Identify all lines of the data containing the string "that" and copy them.

-- START OF Data shown --

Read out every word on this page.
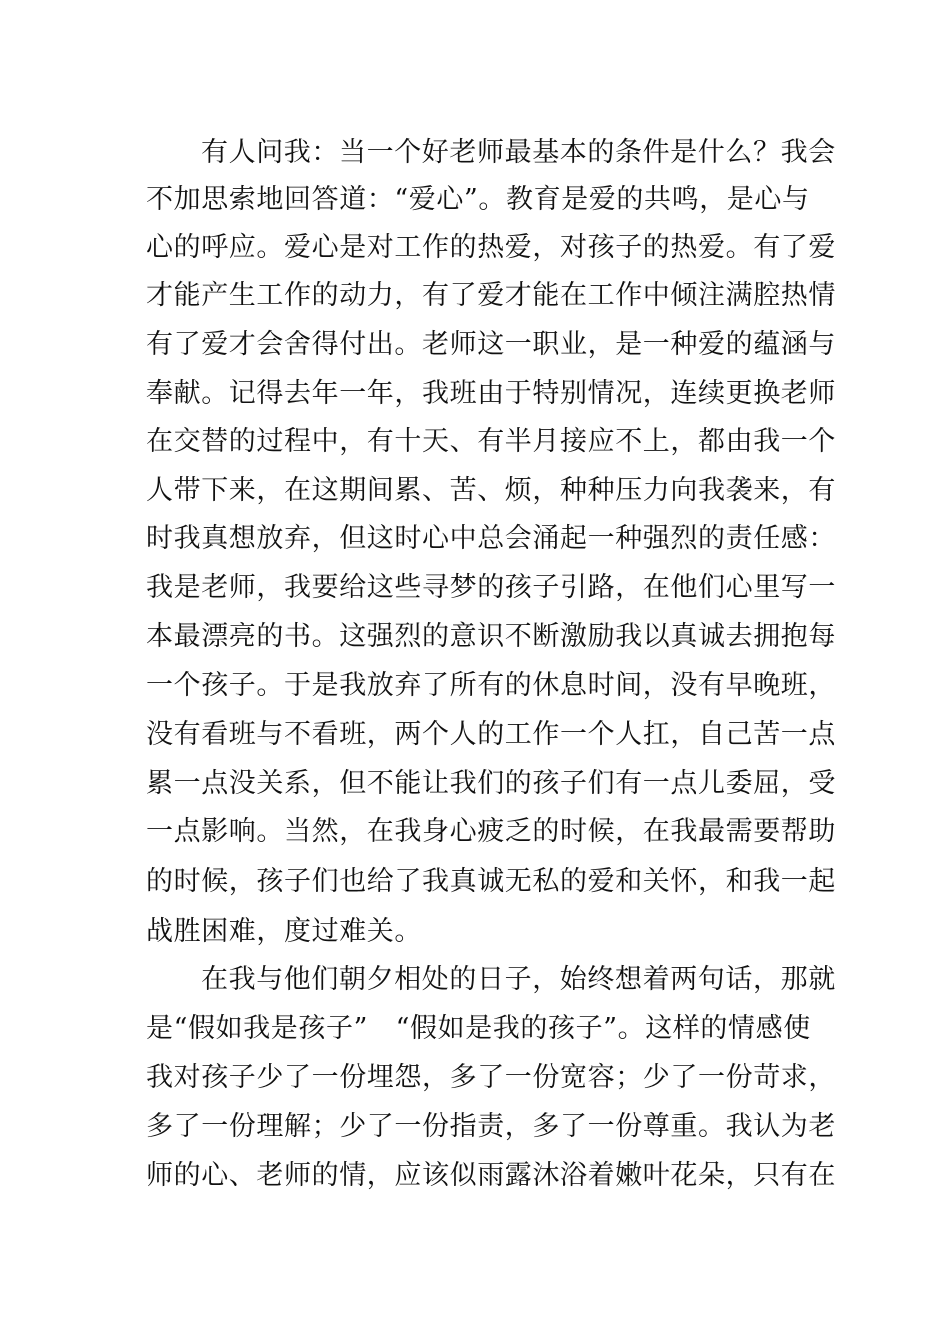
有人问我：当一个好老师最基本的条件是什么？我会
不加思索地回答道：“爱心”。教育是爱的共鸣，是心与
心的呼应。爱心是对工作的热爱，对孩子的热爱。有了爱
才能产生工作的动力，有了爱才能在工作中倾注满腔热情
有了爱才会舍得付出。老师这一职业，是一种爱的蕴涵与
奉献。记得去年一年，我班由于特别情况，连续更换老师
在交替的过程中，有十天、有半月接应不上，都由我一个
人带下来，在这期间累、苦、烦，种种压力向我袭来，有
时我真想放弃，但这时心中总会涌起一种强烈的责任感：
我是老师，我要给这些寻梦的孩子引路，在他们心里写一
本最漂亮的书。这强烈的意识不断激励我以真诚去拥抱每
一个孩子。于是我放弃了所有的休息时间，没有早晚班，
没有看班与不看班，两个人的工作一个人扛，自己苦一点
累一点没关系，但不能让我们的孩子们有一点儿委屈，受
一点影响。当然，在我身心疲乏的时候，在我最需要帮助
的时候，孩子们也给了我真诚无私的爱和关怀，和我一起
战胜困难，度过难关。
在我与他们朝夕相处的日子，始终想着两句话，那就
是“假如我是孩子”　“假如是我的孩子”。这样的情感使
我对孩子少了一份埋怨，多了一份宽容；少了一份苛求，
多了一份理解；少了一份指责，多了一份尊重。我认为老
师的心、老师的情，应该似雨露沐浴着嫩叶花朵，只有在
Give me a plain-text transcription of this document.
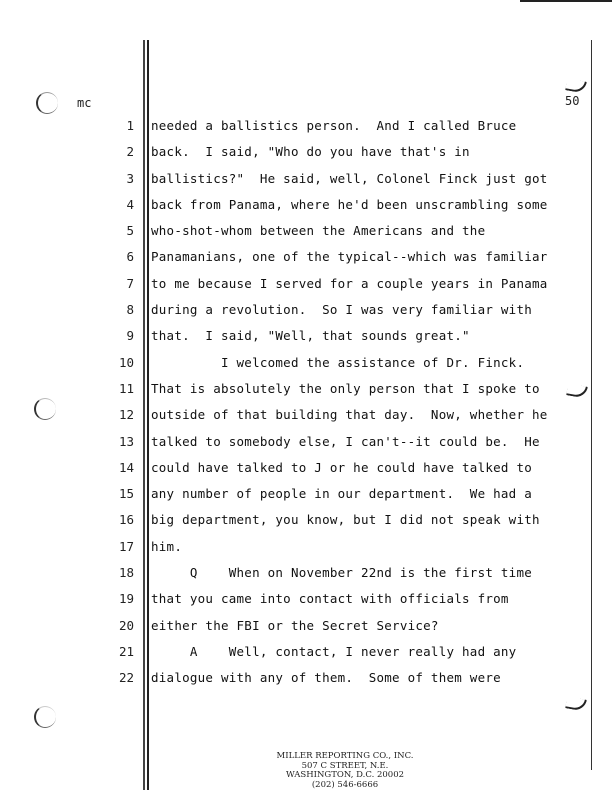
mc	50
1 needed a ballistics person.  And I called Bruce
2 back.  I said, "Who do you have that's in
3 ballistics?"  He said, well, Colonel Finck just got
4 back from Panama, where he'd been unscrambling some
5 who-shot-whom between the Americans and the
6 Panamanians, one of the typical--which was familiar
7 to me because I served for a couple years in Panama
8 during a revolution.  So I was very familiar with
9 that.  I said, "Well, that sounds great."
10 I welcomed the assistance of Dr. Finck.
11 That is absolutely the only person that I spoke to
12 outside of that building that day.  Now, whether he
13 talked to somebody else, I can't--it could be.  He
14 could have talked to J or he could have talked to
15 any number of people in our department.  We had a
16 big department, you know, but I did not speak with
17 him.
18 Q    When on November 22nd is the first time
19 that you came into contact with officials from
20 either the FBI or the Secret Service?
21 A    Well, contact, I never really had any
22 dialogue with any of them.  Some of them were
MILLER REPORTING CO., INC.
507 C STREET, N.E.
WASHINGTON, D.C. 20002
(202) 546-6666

-- END OF Data shown --

* **Solution to the exercise**
2 back.  I said, "Who do you have that's in
9 that.  I said, "Well, that sounds great."
11 That is absolutely the only person that I spoke to
12 outside of that building that day.  Now, whether he
19 that you came into contact with officials from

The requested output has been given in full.